THE EXERCISE: Show each line of the data below that has the string "Архієрея" in it.

[Collected data]

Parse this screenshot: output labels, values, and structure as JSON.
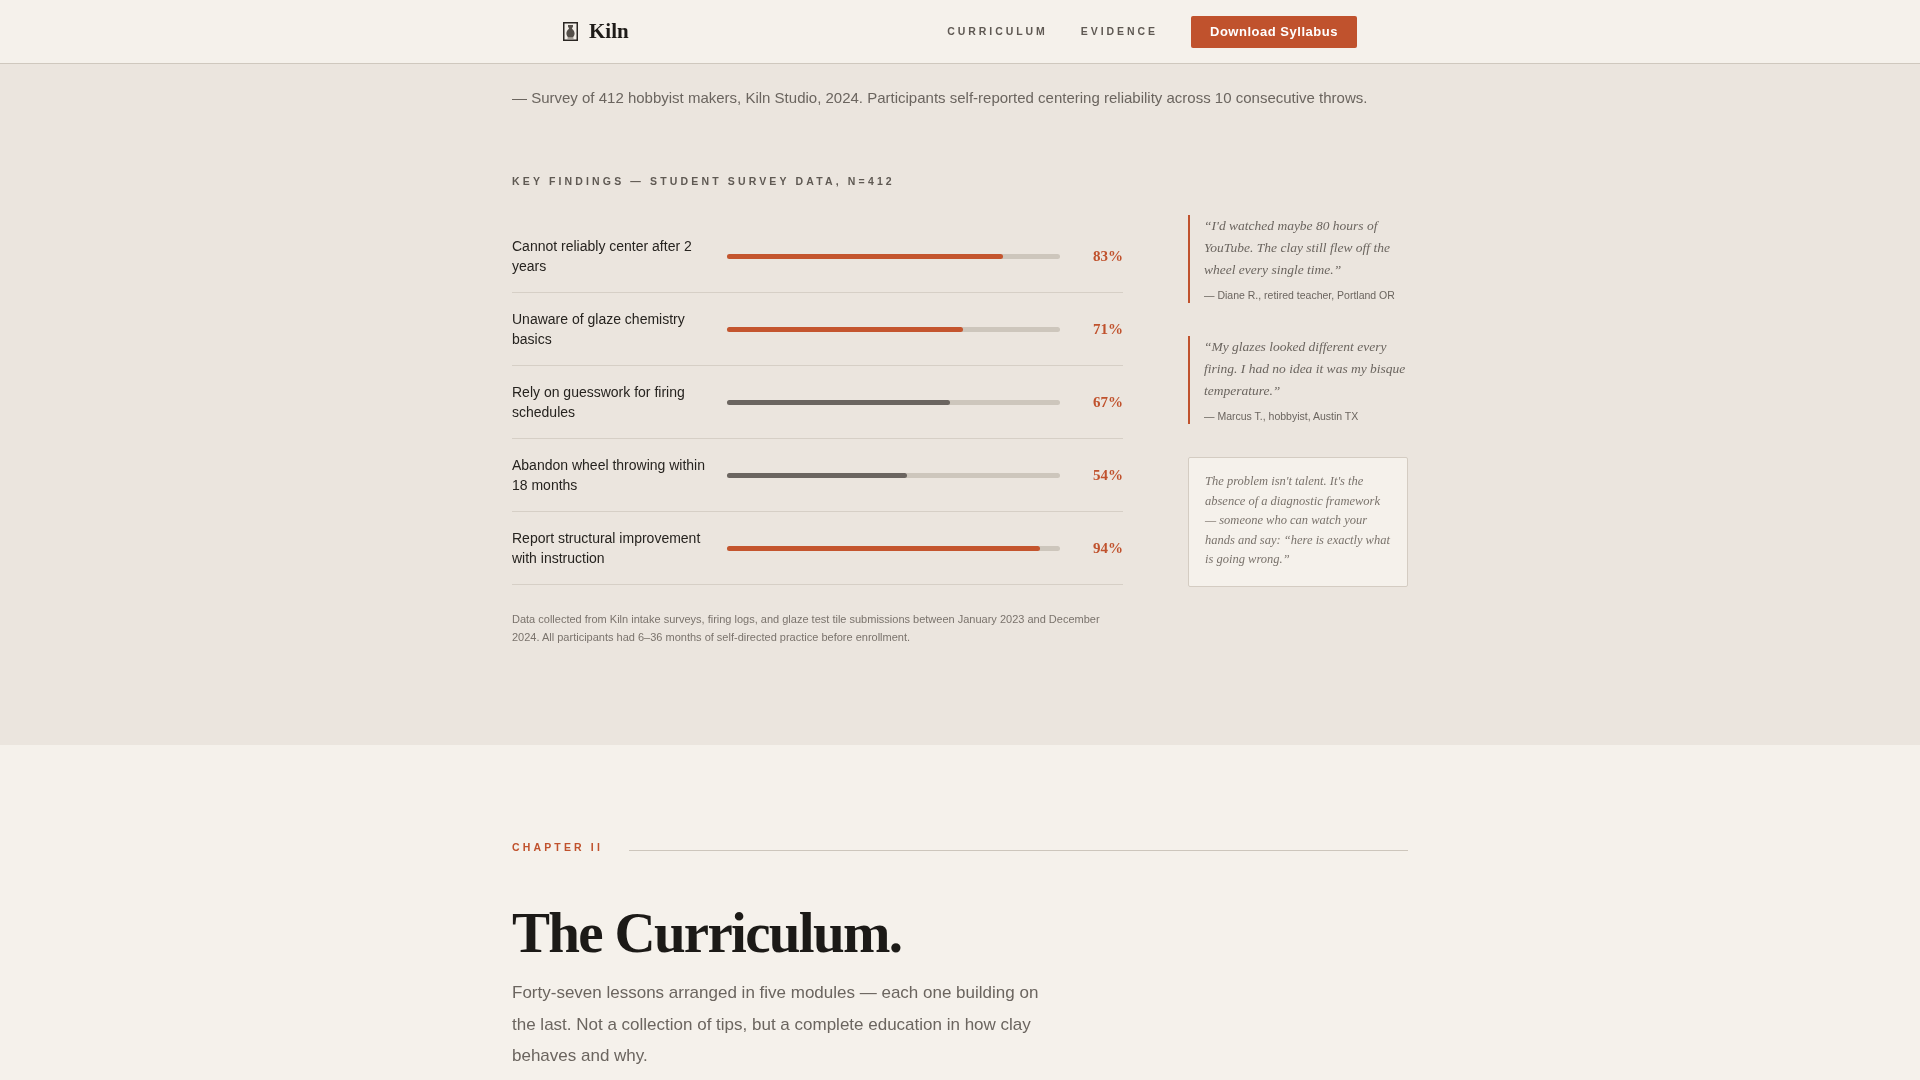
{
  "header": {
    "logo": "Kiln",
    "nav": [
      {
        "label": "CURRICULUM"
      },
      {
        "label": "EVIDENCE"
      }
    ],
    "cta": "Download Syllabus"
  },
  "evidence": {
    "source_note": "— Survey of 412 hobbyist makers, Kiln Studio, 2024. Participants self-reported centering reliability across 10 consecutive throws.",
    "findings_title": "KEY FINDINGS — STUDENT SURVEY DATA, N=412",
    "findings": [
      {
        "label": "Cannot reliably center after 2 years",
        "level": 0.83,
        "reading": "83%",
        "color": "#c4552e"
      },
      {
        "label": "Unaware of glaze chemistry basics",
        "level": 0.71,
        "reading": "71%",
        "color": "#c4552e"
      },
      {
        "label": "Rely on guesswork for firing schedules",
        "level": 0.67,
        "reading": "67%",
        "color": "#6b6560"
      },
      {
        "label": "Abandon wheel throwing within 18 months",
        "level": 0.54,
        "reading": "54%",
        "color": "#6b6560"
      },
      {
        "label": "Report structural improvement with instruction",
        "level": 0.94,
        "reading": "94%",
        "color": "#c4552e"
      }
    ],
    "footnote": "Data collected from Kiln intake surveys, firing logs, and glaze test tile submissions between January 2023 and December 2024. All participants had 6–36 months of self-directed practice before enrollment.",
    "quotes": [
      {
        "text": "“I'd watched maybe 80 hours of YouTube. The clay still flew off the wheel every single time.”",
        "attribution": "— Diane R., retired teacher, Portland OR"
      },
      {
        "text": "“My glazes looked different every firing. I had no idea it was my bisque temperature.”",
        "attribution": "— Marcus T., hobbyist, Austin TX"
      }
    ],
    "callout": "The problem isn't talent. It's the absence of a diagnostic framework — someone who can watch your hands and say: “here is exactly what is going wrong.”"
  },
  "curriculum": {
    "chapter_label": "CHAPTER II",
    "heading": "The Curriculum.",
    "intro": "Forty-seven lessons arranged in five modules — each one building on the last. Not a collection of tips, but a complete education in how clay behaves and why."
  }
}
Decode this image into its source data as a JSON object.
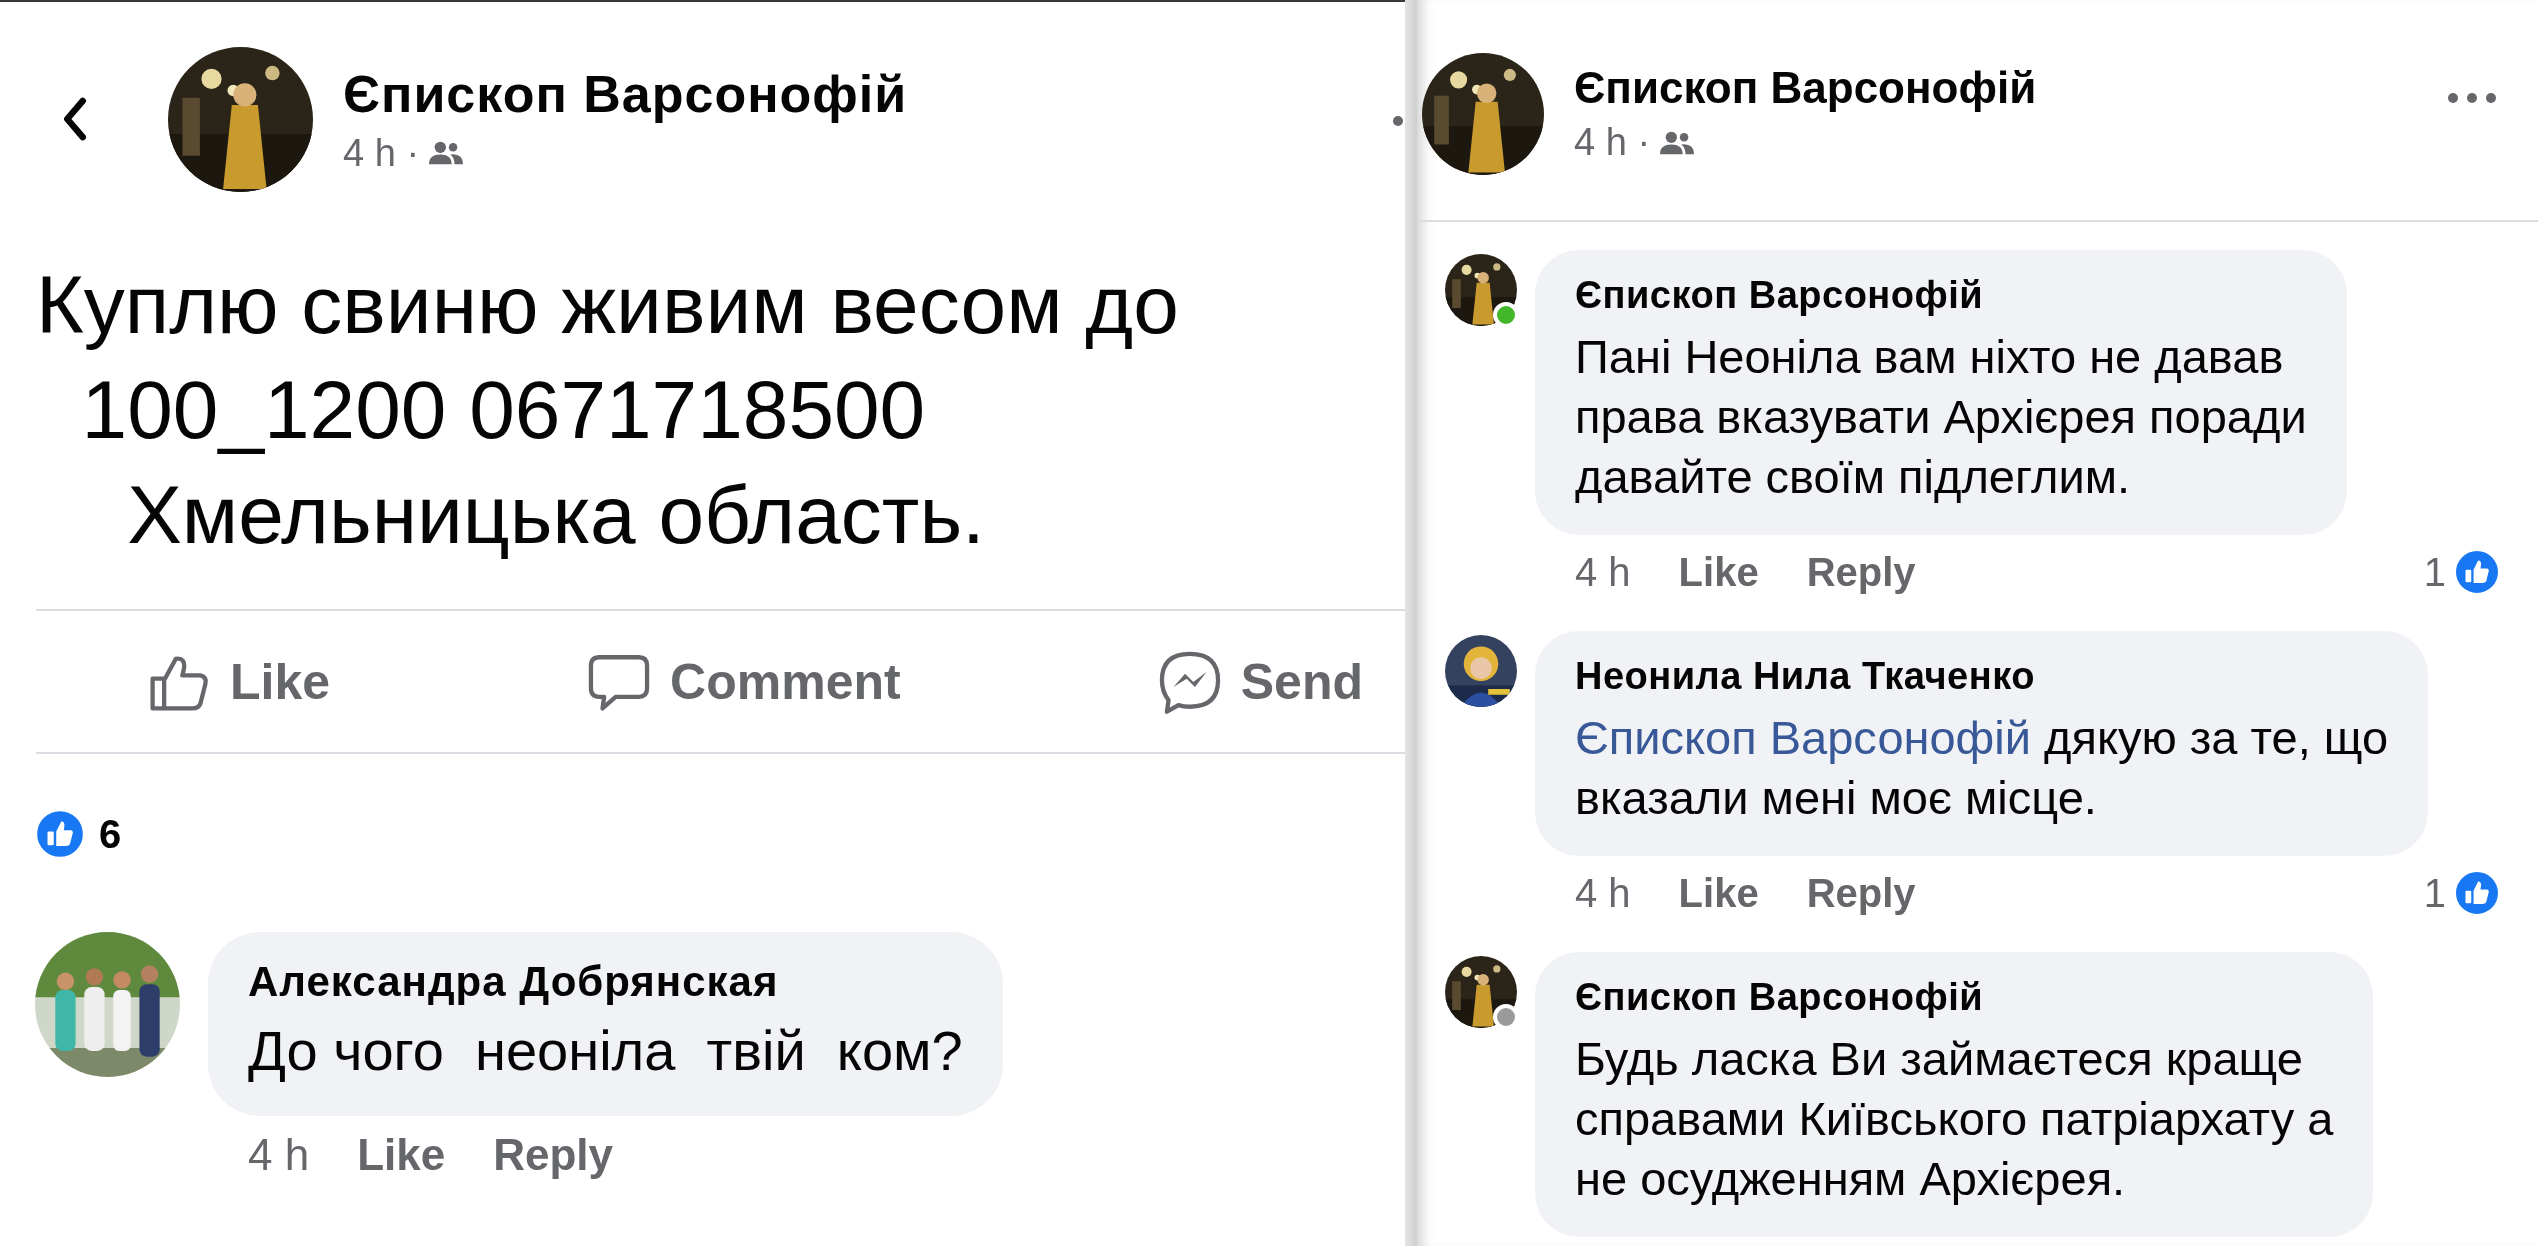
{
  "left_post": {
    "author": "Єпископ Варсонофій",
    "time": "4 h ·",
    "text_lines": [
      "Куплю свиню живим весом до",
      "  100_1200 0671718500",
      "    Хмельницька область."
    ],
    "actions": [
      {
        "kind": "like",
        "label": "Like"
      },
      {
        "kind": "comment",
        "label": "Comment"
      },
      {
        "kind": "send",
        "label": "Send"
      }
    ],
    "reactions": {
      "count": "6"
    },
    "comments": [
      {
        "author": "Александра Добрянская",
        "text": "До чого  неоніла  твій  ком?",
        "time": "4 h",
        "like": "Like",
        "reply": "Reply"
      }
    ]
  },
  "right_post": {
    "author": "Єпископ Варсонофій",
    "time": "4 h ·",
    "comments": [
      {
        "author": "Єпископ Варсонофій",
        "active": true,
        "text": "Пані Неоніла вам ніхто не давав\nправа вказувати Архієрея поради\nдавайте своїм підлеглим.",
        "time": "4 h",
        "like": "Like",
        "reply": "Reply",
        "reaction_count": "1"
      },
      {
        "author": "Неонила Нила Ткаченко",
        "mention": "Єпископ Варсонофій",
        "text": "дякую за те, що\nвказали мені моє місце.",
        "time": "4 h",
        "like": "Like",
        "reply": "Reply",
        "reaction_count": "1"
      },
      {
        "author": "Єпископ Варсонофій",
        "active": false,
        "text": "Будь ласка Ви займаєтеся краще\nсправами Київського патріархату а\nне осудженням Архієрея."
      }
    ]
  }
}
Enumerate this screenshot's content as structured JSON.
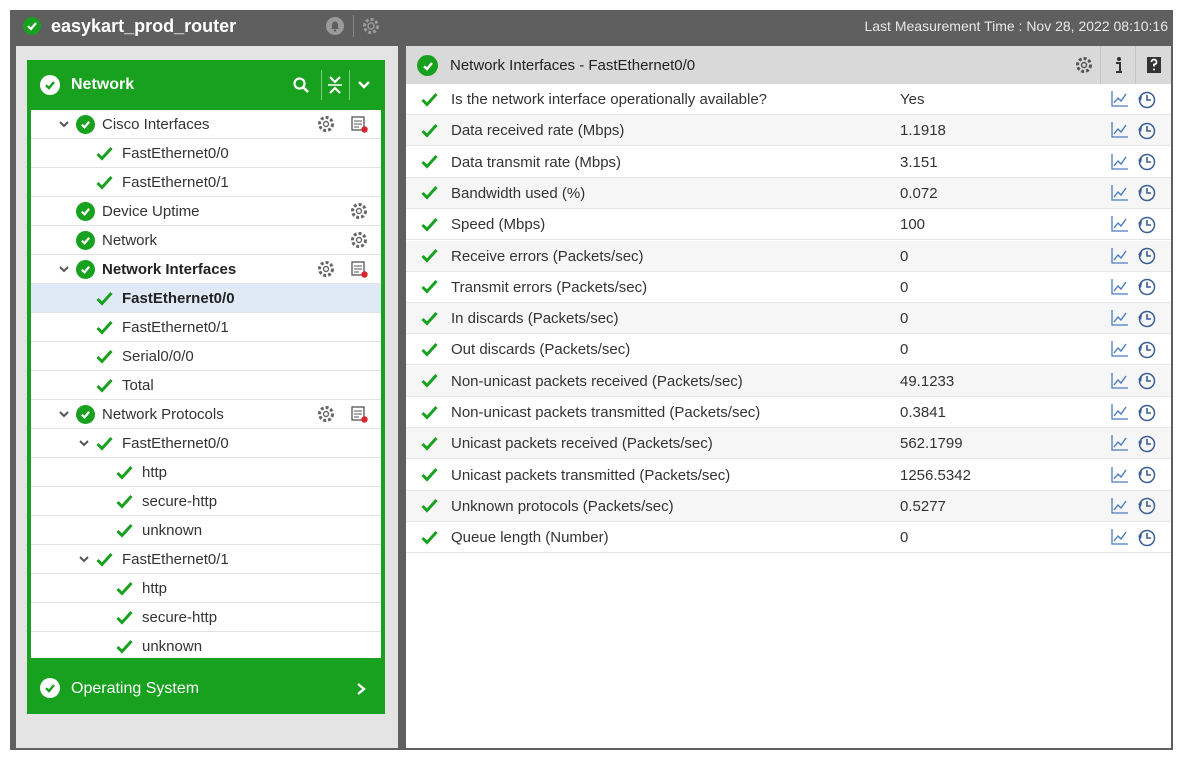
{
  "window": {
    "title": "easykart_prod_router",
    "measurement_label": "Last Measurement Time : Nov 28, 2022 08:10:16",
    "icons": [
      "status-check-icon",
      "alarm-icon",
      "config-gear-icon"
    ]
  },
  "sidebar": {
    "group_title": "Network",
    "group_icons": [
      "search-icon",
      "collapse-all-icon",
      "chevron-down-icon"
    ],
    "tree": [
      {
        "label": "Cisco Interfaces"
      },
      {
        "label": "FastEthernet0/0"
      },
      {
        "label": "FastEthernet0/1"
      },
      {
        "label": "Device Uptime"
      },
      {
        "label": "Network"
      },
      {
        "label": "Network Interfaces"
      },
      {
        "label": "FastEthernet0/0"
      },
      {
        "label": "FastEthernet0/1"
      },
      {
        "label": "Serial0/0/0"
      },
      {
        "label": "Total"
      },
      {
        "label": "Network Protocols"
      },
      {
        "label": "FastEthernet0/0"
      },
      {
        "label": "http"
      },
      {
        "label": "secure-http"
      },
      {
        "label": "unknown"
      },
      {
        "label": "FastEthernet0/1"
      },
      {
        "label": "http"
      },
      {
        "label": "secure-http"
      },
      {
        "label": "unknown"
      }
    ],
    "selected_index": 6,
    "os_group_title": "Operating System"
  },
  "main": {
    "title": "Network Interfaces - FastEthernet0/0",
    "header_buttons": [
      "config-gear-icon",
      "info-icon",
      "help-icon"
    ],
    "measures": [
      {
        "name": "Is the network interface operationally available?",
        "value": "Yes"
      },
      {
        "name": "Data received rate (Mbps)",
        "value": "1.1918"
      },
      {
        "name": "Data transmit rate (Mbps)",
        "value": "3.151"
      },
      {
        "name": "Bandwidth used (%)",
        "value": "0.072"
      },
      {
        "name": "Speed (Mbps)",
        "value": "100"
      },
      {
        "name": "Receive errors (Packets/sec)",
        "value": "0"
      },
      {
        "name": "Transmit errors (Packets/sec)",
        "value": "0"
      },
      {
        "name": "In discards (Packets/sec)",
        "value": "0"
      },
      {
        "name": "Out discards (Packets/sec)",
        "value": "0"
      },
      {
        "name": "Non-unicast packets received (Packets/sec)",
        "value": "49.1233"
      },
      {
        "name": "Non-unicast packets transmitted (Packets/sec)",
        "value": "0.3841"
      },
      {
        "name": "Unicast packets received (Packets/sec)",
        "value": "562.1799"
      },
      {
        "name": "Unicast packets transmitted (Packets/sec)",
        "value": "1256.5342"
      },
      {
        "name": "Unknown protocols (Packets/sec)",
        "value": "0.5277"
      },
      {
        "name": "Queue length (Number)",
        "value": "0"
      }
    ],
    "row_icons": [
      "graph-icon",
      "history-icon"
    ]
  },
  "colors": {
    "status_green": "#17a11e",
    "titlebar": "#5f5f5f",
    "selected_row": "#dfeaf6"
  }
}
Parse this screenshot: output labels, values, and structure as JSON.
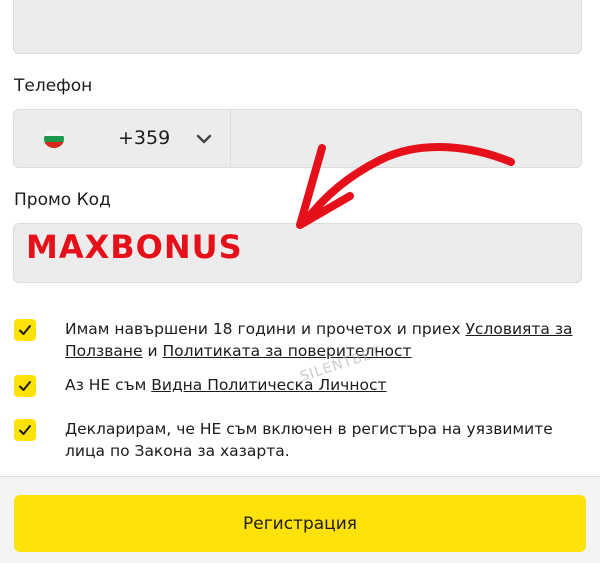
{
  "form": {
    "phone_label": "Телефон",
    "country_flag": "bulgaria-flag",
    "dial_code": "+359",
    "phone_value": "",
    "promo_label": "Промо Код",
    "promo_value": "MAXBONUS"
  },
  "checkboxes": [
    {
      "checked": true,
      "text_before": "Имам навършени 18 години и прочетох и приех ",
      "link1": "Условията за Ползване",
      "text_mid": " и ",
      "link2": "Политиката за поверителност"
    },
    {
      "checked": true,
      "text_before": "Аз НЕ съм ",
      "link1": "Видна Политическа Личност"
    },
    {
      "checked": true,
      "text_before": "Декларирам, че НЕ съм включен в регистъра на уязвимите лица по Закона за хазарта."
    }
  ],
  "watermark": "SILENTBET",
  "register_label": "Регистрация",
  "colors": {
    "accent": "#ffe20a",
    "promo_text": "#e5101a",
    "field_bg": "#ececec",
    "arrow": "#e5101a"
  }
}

CORRECT ANSWER:
        "text": "Пані Неоніла вам ніхто не давав\nправа вказувати Архієрея поради\nдавайте своїм підлеглим.",
        "text": "Будь ласка Ви займаєтеся краще\nсправами Київського патріархату а\nне осудженням Архієрея."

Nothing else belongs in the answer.